* BEGIN *
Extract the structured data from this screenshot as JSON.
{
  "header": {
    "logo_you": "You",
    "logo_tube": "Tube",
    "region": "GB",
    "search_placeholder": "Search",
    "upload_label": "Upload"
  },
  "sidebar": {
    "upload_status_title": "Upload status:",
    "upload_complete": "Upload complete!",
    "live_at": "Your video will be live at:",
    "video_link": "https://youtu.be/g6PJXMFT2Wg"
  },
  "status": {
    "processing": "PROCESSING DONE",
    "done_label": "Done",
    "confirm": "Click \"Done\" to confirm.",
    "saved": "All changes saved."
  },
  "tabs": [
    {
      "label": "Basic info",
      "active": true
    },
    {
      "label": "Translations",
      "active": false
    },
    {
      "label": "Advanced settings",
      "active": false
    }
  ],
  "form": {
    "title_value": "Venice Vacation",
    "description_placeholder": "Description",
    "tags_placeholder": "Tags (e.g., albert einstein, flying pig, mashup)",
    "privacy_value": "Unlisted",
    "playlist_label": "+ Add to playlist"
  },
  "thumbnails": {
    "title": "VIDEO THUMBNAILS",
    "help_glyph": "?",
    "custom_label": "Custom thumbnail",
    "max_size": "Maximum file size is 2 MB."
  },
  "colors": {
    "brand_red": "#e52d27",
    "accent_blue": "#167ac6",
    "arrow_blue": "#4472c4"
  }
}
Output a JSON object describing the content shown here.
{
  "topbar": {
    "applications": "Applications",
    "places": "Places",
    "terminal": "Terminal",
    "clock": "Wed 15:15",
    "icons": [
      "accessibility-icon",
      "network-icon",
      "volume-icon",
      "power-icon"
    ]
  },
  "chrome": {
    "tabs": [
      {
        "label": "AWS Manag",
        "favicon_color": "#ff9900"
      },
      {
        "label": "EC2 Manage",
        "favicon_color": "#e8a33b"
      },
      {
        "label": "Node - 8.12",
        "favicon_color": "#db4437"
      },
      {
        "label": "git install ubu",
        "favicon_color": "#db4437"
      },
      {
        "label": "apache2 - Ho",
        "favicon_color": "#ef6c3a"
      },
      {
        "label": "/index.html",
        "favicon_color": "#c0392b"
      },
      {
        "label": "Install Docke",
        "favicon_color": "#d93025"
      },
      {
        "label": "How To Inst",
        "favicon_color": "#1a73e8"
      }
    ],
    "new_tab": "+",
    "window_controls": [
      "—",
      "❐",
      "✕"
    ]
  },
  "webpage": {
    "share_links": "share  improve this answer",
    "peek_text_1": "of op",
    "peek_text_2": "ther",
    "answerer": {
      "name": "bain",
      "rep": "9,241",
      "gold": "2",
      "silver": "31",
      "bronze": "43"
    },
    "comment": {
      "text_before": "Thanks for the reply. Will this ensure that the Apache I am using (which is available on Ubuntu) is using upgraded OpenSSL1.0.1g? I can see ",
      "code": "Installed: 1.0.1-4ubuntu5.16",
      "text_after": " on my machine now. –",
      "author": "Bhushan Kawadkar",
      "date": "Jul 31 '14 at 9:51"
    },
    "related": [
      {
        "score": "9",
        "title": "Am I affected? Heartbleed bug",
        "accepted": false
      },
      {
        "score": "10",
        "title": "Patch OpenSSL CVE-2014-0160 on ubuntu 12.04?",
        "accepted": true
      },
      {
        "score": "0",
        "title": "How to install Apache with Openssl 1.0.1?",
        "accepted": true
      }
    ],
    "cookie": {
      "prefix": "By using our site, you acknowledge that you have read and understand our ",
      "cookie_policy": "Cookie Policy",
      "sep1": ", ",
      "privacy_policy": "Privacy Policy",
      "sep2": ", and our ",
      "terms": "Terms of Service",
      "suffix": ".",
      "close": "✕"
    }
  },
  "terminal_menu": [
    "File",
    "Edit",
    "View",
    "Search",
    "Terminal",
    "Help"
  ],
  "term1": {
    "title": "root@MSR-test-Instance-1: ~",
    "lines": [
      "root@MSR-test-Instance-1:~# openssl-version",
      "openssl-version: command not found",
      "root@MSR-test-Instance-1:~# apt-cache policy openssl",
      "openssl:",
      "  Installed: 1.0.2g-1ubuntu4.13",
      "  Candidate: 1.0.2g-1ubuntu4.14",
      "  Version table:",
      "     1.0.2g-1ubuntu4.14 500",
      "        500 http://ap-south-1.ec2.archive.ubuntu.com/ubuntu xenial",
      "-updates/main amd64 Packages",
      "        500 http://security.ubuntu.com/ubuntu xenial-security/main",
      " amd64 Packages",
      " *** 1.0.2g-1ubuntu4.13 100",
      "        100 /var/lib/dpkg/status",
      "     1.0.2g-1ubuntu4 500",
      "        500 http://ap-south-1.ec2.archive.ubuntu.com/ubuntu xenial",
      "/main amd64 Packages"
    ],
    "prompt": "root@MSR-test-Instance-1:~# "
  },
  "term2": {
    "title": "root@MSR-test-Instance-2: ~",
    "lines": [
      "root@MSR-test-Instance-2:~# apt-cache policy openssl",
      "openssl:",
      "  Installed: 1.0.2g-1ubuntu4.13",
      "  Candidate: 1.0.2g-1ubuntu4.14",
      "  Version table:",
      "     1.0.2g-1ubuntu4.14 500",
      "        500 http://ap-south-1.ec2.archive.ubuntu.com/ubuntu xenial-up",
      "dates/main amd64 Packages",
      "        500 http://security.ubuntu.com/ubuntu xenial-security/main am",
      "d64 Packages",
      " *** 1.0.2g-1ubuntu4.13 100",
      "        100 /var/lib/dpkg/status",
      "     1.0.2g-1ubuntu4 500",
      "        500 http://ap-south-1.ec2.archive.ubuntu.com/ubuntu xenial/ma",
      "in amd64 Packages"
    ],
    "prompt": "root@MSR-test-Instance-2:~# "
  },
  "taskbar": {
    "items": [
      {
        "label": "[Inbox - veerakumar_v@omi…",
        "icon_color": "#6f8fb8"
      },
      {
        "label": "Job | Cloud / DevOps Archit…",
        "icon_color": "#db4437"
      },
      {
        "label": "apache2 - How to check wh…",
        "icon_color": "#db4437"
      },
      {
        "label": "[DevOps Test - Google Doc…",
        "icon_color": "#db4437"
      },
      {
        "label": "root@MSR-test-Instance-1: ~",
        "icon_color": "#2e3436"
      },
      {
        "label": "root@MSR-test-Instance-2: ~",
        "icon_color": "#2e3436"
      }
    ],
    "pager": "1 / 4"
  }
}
* END *
__TASK TO COMPLETE__:
Transcribe every entry verbatim.

__EXERCISE RESPONSE__:
Extract the structured data from this screenshot as JSON.
{
  "header": {
    "logo_you": "You",
    "logo_tube": "Tube",
    "region": "GB",
    "search_placeholder": "Search",
    "upload_label": "Upload"
  },
  "sidebar": {
    "upload_status_title": "Upload status:",
    "upload_complete": "Upload complete!",
    "live_at": "Your video will be live at:",
    "video_link": "https://youtu.be/g6PJXMFT2Wg"
  },
  "status": {
    "processing": "PROCESSING DONE",
    "done_label": "Done",
    "confirm": "Click \"Done\" to confirm.",
    "saved": "All changes saved."
  },
  "tabs": [
    {
      "label": "Basic info",
      "active": true
    },
    {
      "label": "Translations",
      "active": false
    },
    {
      "label": "Advanced settings",
      "active": false
    }
  ],
  "form": {
    "title_value": "Venice Vacation",
    "description_placeholder": "Description",
    "tags_placeholder": "Tags (e.g., albert einstein, flying pig, mashup)",
    "privacy_value": "Unlisted",
    "playlist_label": "+ Add to playlist"
  },
  "thumbnails": {
    "title": "VIDEO THUMBNAILS",
    "help_glyph": "?",
    "custom_label": "Custom thumbnail",
    "max_size": "Maximum file size is 2 MB."
  },
  "colors": {
    "brand_red": "#e52d27",
    "accent_blue": "#167ac6",
    "arrow_blue": "#4472c4"
  }
}
Output a JSON object describing the content shown here.
{
  "topbar": {
    "applications": "Applications",
    "places": "Places",
    "terminal": "Terminal",
    "clock": "Wed 15:15",
    "icons": [
      "accessibility-icon",
      "network-icon",
      "volume-icon",
      "power-icon"
    ]
  },
  "chrome": {
    "tabs": [
      {
        "label": "AWS Manag",
        "favicon_color": "#ff9900"
      },
      {
        "label": "EC2 Manage",
        "favicon_color": "#e8a33b"
      },
      {
        "label": "Node - 8.12",
        "favicon_color": "#db4437"
      },
      {
        "label": "git install ubu",
        "favicon_color": "#db4437"
      },
      {
        "label": "apache2 - Ho",
        "favicon_color": "#ef6c3a"
      },
      {
        "label": "/index.html",
        "favicon_color": "#c0392b"
      },
      {
        "label": "Install Docke",
        "favicon_color": "#d93025"
      },
      {
        "label": "How To Inst",
        "favicon_color": "#1a73e8"
      }
    ],
    "new_tab": "+",
    "window_controls": [
      "—",
      "❐",
      "✕"
    ]
  },
  "webpage": {
    "share_links": "share  improve this answer",
    "peek_text_1": "of op",
    "peek_text_2": "ther",
    "answerer": {
      "name": "bain",
      "rep": "9,241",
      "gold": "2",
      "silver": "31",
      "bronze": "43"
    },
    "comment": {
      "text_before": "Thanks for the reply. Will this ensure that the Apache I am using (which is available on Ubuntu) is using upgraded OpenSSL1.0.1g? I can see ",
      "code": "Installed: 1.0.1-4ubuntu5.16",
      "text_after": " on my machine now. –",
      "author": "Bhushan Kawadkar",
      "date": "Jul 31 '14 at 9:51"
    },
    "related": [
      {
        "score": "9",
        "title": "Am I affected? Heartbleed bug",
        "accepted": false
      },
      {
        "score": "10",
        "title": "Patch OpenSSL CVE-2014-0160 on ubuntu 12.04?",
        "accepted": true
      },
      {
        "score": "0",
        "title": "How to install Apache with Openssl 1.0.1?",
        "accepted": true
      }
    ],
    "cookie": {
      "prefix": "By using our site, you acknowledge that you have read and understand our ",
      "cookie_policy": "Cookie Policy",
      "sep1": ", ",
      "privacy_policy": "Privacy Policy",
      "sep2": ", and our ",
      "terms": "Terms of Service",
      "suffix": ".",
      "close": "✕"
    }
  },
  "terminal_menu": [
    "File",
    "Edit",
    "View",
    "Search",
    "Terminal",
    "Help"
  ],
  "term1": {
    "title": "root@MSR-test-Instance-1: ~",
    "lines": [
      "root@MSR-test-Instance-1:~# openssl-version",
      "openssl-version: command not found",
      "root@MSR-test-Instance-1:~# apt-cache policy openssl",
      "openssl:",
      "  Installed: 1.0.2g-1ubuntu4.13",
      "  Candidate: 1.0.2g-1ubuntu4.14",
      "  Version table:",
      "     1.0.2g-1ubuntu4.14 500",
      "        500 http://ap-south-1.ec2.archive.ubuntu.com/ubuntu xenial",
      "-updates/main amd64 Packages",
      "        500 http://security.ubuntu.com/ubuntu xenial-security/main",
      " amd64 Packages",
      " *** 1.0.2g-1ubuntu4.13 100",
      "        100 /var/lib/dpkg/status",
      "     1.0.2g-1ubuntu4 500",
      "        500 http://ap-south-1.ec2.archive.ubuntu.com/ubuntu xenial",
      "/main amd64 Packages"
    ],
    "prompt": "root@MSR-test-Instance-1:~# "
  },
  "term2": {
    "title": "root@MSR-test-Instance-2: ~",
    "lines": [
      "root@MSR-test-Instance-2:~# apt-cache policy openssl",
      "openssl:",
      "  Installed: 1.0.2g-1ubuntu4.13",
      "  Candidate: 1.0.2g-1ubuntu4.14",
      "  Version table:",
      "     1.0.2g-1ubuntu4.14 500",
      "        500 http://ap-south-1.ec2.archive.ubuntu.com/ubuntu xenial-up",
      "dates/main amd64 Packages",
      "        500 http://security.ubuntu.com/ubuntu xenial-security/main am",
      "d64 Packages",
      " *** 1.0.2g-1ubuntu4.13 100",
      "        100 /var/lib/dpkg/status",
      "     1.0.2g-1ubuntu4 500",
      "        500 http://ap-south-1.ec2.archive.ubuntu.com/ubuntu xenial/ma",
      "in amd64 Packages"
    ],
    "prompt": "root@MSR-test-Instance-2:~# "
  },
  "taskbar": {
    "items": [
      {
        "label": "[Inbox - veerakumar_v@omi…",
        "icon_color": "#6f8fb8"
      },
      {
        "label": "Job | Cloud / DevOps Archit…",
        "icon_color": "#db4437"
      },
      {
        "label": "apache2 - How to check wh…",
        "icon_color": "#db4437"
      },
      {
        "label": "[DevOps Test - Google Doc…",
        "icon_color": "#db4437"
      },
      {
        "label": "root@MSR-test-Instance-1: ~",
        "icon_color": "#2e3436"
      },
      {
        "label": "root@MSR-test-Instance-2: ~",
        "icon_color": "#2e3436"
      }
    ],
    "pager": "1 / 4"
  }
}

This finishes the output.